Recorded data:
__________________________________________________

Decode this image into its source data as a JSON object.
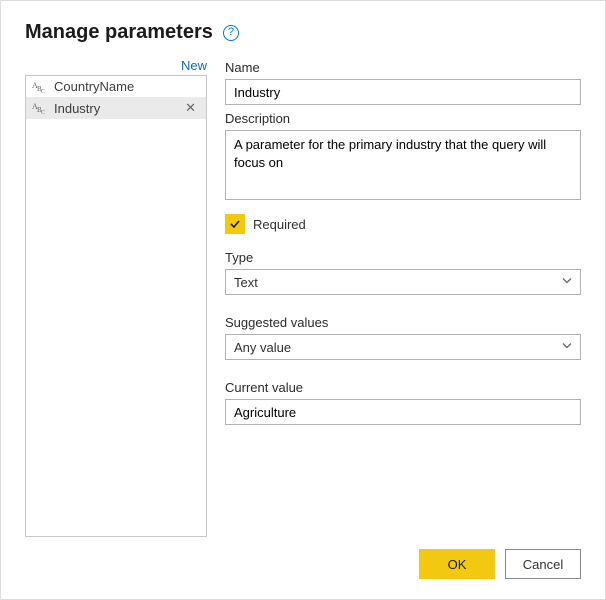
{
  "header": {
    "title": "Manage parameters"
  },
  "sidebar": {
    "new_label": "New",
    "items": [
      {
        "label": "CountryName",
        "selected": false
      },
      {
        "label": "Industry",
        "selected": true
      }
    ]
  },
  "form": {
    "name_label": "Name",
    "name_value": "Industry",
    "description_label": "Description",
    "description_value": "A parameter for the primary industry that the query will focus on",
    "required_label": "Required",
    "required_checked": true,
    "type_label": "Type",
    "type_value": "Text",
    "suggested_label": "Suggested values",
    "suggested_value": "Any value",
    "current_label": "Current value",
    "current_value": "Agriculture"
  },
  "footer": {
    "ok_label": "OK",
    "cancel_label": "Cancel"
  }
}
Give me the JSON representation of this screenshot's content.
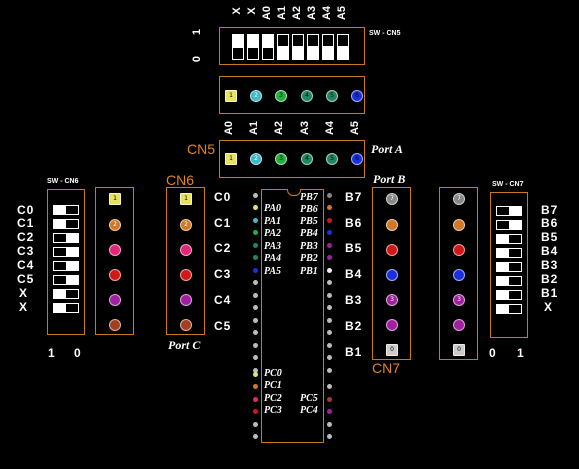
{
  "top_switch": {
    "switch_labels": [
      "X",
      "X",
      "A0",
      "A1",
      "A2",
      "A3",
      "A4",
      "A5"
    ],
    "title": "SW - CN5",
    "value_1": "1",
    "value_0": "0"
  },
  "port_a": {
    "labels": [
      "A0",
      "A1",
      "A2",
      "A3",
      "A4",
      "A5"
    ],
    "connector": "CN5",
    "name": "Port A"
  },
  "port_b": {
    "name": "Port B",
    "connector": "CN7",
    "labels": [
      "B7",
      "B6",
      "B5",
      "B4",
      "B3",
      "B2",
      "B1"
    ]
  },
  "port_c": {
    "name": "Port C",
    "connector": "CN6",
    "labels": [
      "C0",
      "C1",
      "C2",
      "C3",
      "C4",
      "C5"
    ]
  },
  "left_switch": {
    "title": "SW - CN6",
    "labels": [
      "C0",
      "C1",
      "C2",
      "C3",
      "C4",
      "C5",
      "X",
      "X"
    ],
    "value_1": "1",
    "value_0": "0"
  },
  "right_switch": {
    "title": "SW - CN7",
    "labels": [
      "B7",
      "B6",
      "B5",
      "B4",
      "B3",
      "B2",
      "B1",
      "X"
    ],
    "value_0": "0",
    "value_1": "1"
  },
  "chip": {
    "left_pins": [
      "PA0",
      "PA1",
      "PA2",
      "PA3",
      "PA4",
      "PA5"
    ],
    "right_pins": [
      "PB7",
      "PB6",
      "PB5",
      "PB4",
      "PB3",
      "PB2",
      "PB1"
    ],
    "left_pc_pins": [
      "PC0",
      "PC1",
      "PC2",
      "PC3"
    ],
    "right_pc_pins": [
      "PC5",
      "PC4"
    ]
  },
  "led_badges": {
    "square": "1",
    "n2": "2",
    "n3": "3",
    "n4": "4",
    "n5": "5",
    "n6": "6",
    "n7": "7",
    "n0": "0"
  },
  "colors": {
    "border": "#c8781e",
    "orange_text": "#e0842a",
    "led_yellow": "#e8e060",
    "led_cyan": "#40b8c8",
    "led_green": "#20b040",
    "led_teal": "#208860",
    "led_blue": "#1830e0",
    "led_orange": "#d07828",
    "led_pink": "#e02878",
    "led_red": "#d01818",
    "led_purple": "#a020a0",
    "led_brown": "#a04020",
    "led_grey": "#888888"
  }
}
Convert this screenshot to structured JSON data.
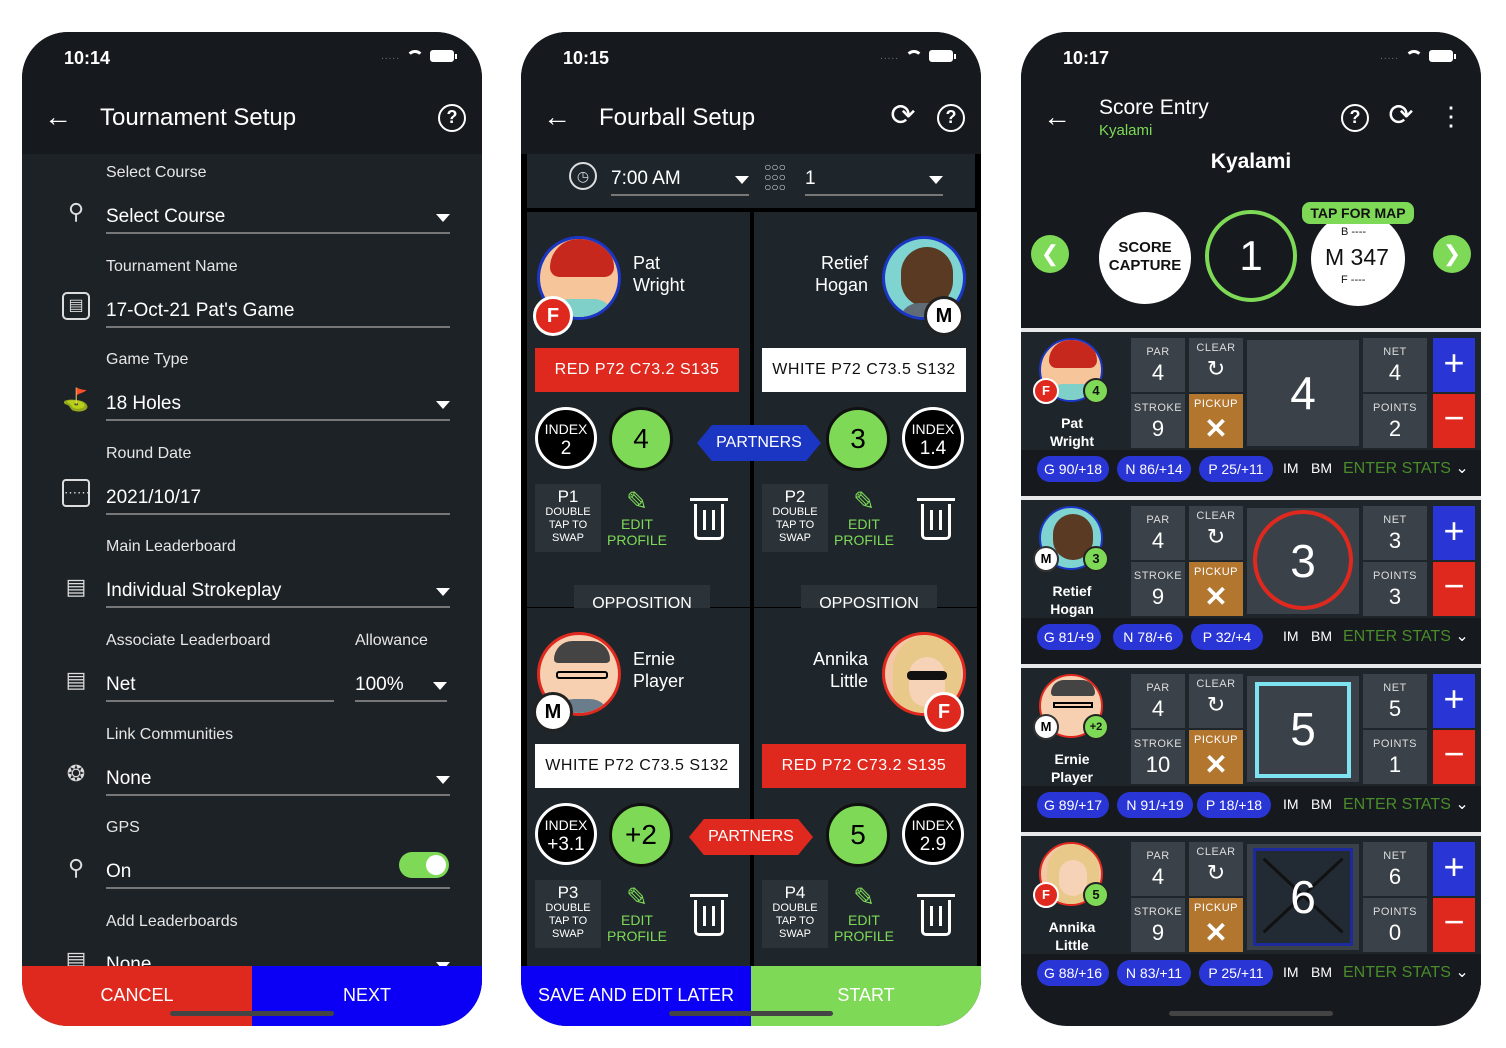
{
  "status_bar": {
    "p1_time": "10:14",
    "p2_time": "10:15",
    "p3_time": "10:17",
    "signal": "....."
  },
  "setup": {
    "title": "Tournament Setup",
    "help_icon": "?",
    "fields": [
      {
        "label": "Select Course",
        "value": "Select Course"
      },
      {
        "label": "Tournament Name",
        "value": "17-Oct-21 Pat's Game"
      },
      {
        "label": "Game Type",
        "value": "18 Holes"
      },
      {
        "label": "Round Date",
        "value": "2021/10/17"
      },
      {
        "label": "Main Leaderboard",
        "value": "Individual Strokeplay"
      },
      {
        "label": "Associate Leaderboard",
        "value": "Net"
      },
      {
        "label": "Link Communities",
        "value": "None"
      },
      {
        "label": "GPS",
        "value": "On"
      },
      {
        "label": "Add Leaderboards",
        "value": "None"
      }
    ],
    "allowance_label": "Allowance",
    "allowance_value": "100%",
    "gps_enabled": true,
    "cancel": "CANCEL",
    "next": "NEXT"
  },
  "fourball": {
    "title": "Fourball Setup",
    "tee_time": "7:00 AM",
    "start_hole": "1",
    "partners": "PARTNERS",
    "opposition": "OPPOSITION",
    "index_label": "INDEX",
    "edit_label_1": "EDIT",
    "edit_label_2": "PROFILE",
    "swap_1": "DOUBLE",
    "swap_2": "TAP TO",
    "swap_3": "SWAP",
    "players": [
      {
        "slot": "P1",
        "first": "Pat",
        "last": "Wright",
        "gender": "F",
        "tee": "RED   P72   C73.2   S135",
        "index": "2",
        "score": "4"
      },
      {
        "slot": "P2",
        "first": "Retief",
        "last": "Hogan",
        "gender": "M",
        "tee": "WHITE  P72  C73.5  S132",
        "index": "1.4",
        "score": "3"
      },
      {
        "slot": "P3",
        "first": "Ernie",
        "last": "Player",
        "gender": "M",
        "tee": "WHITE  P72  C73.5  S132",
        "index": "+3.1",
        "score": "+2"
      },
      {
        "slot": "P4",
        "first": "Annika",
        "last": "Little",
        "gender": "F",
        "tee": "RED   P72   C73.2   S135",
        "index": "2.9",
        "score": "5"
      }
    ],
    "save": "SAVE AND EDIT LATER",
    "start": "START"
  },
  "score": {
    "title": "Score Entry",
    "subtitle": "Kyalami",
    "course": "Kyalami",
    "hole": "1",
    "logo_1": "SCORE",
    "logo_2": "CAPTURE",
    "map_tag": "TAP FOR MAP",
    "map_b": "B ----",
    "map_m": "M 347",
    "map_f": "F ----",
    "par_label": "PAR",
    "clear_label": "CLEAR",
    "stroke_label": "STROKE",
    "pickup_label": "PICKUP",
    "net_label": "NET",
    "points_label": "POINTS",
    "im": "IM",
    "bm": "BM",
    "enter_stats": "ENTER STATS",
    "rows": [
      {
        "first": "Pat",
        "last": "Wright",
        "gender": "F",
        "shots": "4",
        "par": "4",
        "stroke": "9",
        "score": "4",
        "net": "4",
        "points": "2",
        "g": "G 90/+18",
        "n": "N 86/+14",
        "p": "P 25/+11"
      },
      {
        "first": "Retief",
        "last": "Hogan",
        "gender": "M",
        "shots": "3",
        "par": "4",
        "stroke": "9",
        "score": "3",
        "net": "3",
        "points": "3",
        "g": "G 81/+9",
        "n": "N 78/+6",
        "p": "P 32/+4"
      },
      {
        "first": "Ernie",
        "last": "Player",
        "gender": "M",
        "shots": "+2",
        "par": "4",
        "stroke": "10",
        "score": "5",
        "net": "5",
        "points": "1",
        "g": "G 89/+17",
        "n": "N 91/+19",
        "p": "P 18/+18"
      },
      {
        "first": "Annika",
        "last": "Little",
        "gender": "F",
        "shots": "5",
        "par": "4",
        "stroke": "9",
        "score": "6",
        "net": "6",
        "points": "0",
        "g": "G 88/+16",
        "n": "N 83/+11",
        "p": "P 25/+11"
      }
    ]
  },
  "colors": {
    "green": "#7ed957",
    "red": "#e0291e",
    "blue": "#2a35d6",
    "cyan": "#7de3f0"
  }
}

__________________________________________________

GIVEN PROBLEM: Exactly reproduce the entries above, minus the pictures.

SOLUTION:
Decode this image into its source data as a JSON object.
{
  "header": {
    "title": "Manage parameters"
  },
  "sidebar": {
    "new_label": "New",
    "items": [
      {
        "label": "CountryName",
        "selected": false
      },
      {
        "label": "Industry",
        "selected": true
      }
    ]
  },
  "form": {
    "name_label": "Name",
    "name_value": "Industry",
    "description_label": "Description",
    "description_value": "A parameter for the primary industry that the query will focus on",
    "required_label": "Required",
    "required_checked": true,
    "type_label": "Type",
    "type_value": "Text",
    "suggested_label": "Suggested values",
    "suggested_value": "Any value",
    "current_label": "Current value",
    "current_value": "Agriculture"
  },
  "footer": {
    "ok_label": "OK",
    "cancel_label": "Cancel"
  }
}
Give me the JSON representation of this screenshot's content.
{
  "top_switch": {
    "switch_labels": [
      "X",
      "X",
      "A0",
      "A1",
      "A2",
      "A3",
      "A4",
      "A5"
    ],
    "title": "SW - CN5",
    "value_1": "1",
    "value_0": "0"
  },
  "port_a": {
    "labels": [
      "A0",
      "A1",
      "A2",
      "A3",
      "A4",
      "A5"
    ],
    "connector": "CN5",
    "name": "Port A"
  },
  "port_b": {
    "name": "Port B",
    "connector": "CN7",
    "labels": [
      "B7",
      "B6",
      "B5",
      "B4",
      "B3",
      "B2",
      "B1"
    ]
  },
  "port_c": {
    "name": "Port C",
    "connector": "CN6",
    "labels": [
      "C0",
      "C1",
      "C2",
      "C3",
      "C4",
      "C5"
    ]
  },
  "left_switch": {
    "title": "SW - CN6",
    "labels": [
      "C0",
      "C1",
      "C2",
      "C3",
      "C4",
      "C5",
      "X",
      "X"
    ],
    "value_1": "1",
    "value_0": "0"
  },
  "right_switch": {
    "title": "SW - CN7",
    "labels": [
      "B7",
      "B6",
      "B5",
      "B4",
      "B3",
      "B2",
      "B1",
      "X"
    ],
    "value_0": "0",
    "value_1": "1"
  },
  "chip": {
    "left_pins": [
      "PA0",
      "PA1",
      "PA2",
      "PA3",
      "PA4",
      "PA5"
    ],
    "right_pins": [
      "PB7",
      "PB6",
      "PB5",
      "PB4",
      "PB3",
      "PB2",
      "PB1"
    ],
    "left_pc_pins": [
      "PC0",
      "PC1",
      "PC2",
      "PC3"
    ],
    "right_pc_pins": [
      "PC5",
      "PC4"
    ]
  },
  "led_badges": {
    "square": "1",
    "n2": "2",
    "n3": "3",
    "n4": "4",
    "n5": "5",
    "n6": "6",
    "n7": "7",
    "n0": "0"
  },
  "colors": {
    "border": "#c8781e",
    "orange_text": "#e0842a",
    "led_yellow": "#e8e060",
    "led_cyan": "#40b8c8",
    "led_green": "#20b040",
    "led_teal": "#208860",
    "led_blue": "#1830e0",
    "led_orange": "#d07828",
    "led_pink": "#e02878",
    "led_red": "#d01818",
    "led_purple": "#a020a0",
    "led_brown": "#a04020",
    "led_grey": "#888888"
  }
}
Convert this screenshot to structured JSON data.
{
  "status_bar": {
    "p1_time": "10:14",
    "p2_time": "10:15",
    "p3_time": "10:17",
    "signal": "....."
  },
  "setup": {
    "title": "Tournament Setup",
    "help_icon": "?",
    "fields": [
      {
        "label": "Select Course",
        "value": "Select Course"
      },
      {
        "label": "Tournament Name",
        "value": "17-Oct-21 Pat's Game"
      },
      {
        "label": "Game Type",
        "value": "18 Holes"
      },
      {
        "label": "Round Date",
        "value": "2021/10/17"
      },
      {
        "label": "Main Leaderboard",
        "value": "Individual Strokeplay"
      },
      {
        "label": "Associate Leaderboard",
        "value": "Net"
      },
      {
        "label": "Link Communities",
        "value": "None"
      },
      {
        "label": "GPS",
        "value": "On"
      },
      {
        "label": "Add Leaderboards",
        "value": "None"
      }
    ],
    "allowance_label": "Allowance",
    "allowance_value": "100%",
    "gps_enabled": true,
    "cancel": "CANCEL",
    "next": "NEXT"
  },
  "fourball": {
    "title": "Fourball Setup",
    "tee_time": "7:00 AM",
    "start_hole": "1",
    "partners": "PARTNERS",
    "opposition": "OPPOSITION",
    "index_label": "INDEX",
    "edit_label_1": "EDIT",
    "edit_label_2": "PROFILE",
    "swap_1": "DOUBLE",
    "swap_2": "TAP TO",
    "swap_3": "SWAP",
    "players": [
      {
        "slot": "P1",
        "first": "Pat",
        "last": "Wright",
        "gender": "F",
        "tee": "RED   P72   C73.2   S135",
        "index": "2",
        "score": "4"
      },
      {
        "slot": "P2",
        "first": "Retief",
        "last": "Hogan",
        "gender": "M",
        "tee": "WHITE  P72  C73.5  S132",
        "index": "1.4",
        "score": "3"
      },
      {
        "slot": "P3",
        "first": "Ernie",
        "last": "Player",
        "gender": "M",
        "tee": "WHITE  P72  C73.5  S132",
        "index": "+3.1",
        "score": "+2"
      },
      {
        "slot": "P4",
        "first": "Annika",
        "last": "Little",
        "gender": "F",
        "tee": "RED   P72   C73.2   S135",
        "index": "2.9",
        "score": "5"
      }
    ],
    "save": "SAVE AND EDIT LATER",
    "start": "START"
  },
  "score": {
    "title": "Score Entry",
    "subtitle": "Kyalami",
    "course": "Kyalami",
    "hole": "1",
    "logo_1": "SCORE",
    "logo_2": "CAPTURE",
    "map_tag": "TAP FOR MAP",
    "map_b": "B ----",
    "map_m": "M 347",
    "map_f": "F ----",
    "par_label": "PAR",
    "clear_label": "CLEAR",
    "stroke_label": "STROKE",
    "pickup_label": "PICKUP",
    "net_label": "NET",
    "points_label": "POINTS",
    "im": "IM",
    "bm": "BM",
    "enter_stats": "ENTER STATS",
    "rows": [
      {
        "first": "Pat",
        "last": "Wright",
        "gender": "F",
        "shots": "4",
        "par": "4",
        "stroke": "9",
        "score": "4",
        "net": "4",
        "points": "2",
        "g": "G 90/+18",
        "n": "N 86/+14",
        "p": "P 25/+11"
      },
      {
        "first": "Retief",
        "last": "Hogan",
        "gender": "M",
        "shots": "3",
        "par": "4",
        "stroke": "9",
        "score": "3",
        "net": "3",
        "points": "3",
        "g": "G 81/+9",
        "n": "N 78/+6",
        "p": "P 32/+4"
      },
      {
        "first": "Ernie",
        "last": "Player",
        "gender": "M",
        "shots": "+2",
        "par": "4",
        "stroke": "10",
        "score": "5",
        "net": "5",
        "points": "1",
        "g": "G 89/+17",
        "n": "N 91/+19",
        "p": "P 18/+18"
      },
      {
        "first": "Annika",
        "last": "Little",
        "gender": "F",
        "shots": "5",
        "par": "4",
        "stroke": "9",
        "score": "6",
        "net": "6",
        "points": "0",
        "g": "G 88/+16",
        "n": "N 83/+11",
        "p": "P 25/+11"
      }
    ]
  },
  "colors": {
    "green": "#7ed957",
    "red": "#e0291e",
    "blue": "#2a35d6",
    "cyan": "#7de3f0"
  }
}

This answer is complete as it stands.